▶ **Your instructions**
Scan the listing below. Report each line that includes "Library".

════════════════

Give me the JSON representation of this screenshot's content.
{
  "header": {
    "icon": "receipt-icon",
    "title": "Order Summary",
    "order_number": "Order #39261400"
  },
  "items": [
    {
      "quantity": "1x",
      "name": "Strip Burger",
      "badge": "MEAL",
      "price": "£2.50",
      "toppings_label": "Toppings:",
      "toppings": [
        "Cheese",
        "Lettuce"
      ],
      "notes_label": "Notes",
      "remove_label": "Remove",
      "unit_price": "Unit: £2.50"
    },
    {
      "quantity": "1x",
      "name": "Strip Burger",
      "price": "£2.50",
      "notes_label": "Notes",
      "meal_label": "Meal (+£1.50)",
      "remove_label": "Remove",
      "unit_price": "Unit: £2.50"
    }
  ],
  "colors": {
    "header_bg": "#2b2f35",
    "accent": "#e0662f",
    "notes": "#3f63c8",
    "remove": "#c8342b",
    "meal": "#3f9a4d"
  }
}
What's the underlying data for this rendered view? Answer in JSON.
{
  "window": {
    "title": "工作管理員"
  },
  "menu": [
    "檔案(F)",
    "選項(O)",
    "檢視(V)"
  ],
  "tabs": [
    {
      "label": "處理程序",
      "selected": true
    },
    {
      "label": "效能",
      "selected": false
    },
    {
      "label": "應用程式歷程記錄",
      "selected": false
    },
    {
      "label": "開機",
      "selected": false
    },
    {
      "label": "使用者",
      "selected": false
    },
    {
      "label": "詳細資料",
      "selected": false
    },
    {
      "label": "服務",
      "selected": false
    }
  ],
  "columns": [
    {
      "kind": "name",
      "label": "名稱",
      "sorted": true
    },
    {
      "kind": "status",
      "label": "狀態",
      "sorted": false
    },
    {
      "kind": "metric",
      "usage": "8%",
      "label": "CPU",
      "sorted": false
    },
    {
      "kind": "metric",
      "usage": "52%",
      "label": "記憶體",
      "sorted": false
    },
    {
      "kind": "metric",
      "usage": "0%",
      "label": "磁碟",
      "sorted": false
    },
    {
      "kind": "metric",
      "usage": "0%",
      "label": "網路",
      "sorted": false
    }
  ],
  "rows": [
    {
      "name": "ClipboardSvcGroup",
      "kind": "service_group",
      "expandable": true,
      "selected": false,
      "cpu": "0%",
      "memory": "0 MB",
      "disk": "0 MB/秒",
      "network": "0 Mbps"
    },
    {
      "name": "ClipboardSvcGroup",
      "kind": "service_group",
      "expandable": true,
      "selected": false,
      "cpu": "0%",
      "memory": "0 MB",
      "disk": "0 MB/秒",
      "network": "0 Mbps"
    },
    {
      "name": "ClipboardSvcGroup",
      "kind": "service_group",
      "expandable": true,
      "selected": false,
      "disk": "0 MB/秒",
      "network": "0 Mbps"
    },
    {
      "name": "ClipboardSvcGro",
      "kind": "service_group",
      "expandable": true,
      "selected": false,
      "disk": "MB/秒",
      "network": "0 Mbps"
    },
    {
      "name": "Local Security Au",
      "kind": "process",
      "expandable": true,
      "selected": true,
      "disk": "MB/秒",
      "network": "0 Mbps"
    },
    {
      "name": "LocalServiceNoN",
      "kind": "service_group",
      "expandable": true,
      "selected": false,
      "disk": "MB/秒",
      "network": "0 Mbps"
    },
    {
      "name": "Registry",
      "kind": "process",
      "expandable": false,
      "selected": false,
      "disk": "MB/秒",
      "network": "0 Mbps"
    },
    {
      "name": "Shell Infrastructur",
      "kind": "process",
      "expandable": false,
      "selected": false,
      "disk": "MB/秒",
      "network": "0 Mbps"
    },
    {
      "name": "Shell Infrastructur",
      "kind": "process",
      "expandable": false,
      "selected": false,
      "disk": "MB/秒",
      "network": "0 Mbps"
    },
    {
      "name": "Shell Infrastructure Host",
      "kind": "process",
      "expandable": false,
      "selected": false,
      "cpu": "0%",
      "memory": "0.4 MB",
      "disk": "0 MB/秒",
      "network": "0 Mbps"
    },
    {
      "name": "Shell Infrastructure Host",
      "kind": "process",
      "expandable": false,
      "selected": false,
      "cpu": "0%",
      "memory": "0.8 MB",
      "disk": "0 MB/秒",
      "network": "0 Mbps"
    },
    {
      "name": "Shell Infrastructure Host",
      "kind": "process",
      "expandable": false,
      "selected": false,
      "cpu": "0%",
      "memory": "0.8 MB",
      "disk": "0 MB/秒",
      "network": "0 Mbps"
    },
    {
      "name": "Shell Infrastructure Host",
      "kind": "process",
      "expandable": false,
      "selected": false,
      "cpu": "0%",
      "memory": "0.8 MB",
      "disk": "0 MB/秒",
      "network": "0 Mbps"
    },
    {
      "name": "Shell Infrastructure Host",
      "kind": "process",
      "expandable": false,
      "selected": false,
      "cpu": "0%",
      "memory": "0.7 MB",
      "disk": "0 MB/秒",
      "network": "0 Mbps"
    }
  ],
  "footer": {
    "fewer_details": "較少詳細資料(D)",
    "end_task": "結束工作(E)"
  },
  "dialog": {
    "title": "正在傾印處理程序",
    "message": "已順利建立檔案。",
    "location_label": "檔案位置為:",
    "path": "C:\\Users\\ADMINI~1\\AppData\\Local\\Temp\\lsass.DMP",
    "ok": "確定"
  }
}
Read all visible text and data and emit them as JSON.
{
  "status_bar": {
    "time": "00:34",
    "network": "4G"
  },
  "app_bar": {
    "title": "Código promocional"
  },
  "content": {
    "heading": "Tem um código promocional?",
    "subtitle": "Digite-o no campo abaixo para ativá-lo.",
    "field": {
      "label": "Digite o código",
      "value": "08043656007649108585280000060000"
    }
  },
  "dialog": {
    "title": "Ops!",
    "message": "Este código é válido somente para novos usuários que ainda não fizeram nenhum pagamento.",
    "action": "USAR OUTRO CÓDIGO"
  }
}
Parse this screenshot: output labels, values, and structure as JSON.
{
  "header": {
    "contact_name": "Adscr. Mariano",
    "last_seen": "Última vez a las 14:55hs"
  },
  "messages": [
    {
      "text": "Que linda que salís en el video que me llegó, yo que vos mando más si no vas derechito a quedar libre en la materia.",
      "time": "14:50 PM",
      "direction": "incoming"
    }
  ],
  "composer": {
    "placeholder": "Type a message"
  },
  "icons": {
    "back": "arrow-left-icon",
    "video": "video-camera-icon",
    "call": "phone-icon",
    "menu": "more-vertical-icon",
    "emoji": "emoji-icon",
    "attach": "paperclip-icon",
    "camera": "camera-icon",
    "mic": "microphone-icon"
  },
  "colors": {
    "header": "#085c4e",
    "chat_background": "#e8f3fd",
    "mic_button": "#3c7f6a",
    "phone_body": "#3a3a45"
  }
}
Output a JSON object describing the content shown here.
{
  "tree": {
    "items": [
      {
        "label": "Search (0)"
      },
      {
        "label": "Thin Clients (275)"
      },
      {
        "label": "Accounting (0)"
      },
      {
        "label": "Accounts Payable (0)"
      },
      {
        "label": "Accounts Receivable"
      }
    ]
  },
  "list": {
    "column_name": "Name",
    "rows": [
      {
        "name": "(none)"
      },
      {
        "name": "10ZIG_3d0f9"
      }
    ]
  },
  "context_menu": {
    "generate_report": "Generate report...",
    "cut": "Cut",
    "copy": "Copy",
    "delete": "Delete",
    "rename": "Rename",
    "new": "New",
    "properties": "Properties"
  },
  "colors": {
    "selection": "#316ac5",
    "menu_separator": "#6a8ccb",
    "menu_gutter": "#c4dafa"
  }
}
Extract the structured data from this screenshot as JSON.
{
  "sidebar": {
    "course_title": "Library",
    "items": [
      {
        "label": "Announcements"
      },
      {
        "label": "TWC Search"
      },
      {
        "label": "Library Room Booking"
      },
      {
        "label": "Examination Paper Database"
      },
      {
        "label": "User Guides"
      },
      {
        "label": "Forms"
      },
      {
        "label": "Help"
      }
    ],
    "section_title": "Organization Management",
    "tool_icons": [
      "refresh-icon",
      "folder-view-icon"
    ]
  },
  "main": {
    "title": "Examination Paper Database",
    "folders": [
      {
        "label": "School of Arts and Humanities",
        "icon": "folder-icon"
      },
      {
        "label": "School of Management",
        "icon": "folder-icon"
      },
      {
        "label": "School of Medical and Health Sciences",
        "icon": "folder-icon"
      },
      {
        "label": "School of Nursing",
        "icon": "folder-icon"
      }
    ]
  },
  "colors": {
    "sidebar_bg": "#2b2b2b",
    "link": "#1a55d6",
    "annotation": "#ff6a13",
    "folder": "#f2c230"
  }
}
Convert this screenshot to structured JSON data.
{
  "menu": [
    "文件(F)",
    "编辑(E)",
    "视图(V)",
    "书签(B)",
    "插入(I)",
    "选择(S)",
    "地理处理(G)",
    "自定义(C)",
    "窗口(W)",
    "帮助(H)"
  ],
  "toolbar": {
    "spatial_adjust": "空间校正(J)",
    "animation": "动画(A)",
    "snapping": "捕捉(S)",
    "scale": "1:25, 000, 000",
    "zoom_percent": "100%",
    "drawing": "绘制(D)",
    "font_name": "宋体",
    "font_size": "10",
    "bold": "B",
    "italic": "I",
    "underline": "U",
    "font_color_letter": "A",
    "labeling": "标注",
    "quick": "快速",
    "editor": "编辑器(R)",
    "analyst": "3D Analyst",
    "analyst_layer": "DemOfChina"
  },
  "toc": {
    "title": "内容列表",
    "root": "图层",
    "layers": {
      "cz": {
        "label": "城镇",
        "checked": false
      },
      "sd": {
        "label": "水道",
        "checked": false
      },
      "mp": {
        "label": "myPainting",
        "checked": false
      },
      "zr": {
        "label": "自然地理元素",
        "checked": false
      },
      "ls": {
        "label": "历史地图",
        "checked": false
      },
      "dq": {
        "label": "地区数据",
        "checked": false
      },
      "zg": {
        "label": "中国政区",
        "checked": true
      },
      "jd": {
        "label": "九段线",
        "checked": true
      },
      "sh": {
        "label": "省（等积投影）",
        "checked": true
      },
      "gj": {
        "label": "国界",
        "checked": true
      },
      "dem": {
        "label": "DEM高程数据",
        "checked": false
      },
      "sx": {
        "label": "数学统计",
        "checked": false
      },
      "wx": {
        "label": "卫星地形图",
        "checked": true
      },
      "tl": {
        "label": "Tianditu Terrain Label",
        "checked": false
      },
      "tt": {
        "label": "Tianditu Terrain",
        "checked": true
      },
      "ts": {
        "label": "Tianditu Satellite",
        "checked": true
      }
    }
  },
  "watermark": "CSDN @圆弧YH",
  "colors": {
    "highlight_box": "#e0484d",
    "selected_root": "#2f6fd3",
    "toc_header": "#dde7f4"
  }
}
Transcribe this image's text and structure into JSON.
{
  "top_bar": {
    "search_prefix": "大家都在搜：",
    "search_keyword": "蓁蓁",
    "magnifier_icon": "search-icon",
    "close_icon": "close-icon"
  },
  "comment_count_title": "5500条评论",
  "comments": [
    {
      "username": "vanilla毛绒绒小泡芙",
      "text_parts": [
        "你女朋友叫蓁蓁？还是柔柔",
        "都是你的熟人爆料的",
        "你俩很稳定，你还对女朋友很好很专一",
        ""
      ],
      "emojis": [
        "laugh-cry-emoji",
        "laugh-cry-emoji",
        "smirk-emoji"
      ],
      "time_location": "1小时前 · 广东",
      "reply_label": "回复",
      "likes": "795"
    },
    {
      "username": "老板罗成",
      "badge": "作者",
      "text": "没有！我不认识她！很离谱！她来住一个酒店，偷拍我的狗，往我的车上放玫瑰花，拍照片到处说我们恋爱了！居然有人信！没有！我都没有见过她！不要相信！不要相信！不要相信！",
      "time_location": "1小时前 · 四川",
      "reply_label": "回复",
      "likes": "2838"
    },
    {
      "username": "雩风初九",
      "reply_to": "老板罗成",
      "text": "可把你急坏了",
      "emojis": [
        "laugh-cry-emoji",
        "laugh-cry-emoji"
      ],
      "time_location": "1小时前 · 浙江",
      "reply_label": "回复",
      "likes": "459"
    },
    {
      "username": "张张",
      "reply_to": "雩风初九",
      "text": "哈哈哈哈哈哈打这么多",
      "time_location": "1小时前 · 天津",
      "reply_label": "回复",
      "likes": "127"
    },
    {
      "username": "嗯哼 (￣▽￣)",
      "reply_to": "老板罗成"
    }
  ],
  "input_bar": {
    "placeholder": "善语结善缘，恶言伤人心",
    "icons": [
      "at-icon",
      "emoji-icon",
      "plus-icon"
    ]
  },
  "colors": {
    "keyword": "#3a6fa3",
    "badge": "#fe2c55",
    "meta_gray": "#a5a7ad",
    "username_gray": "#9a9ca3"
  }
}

════════════════

▶ **Solution to the problem**
    "course_title": "Library",
        "label": "Library Room Booking"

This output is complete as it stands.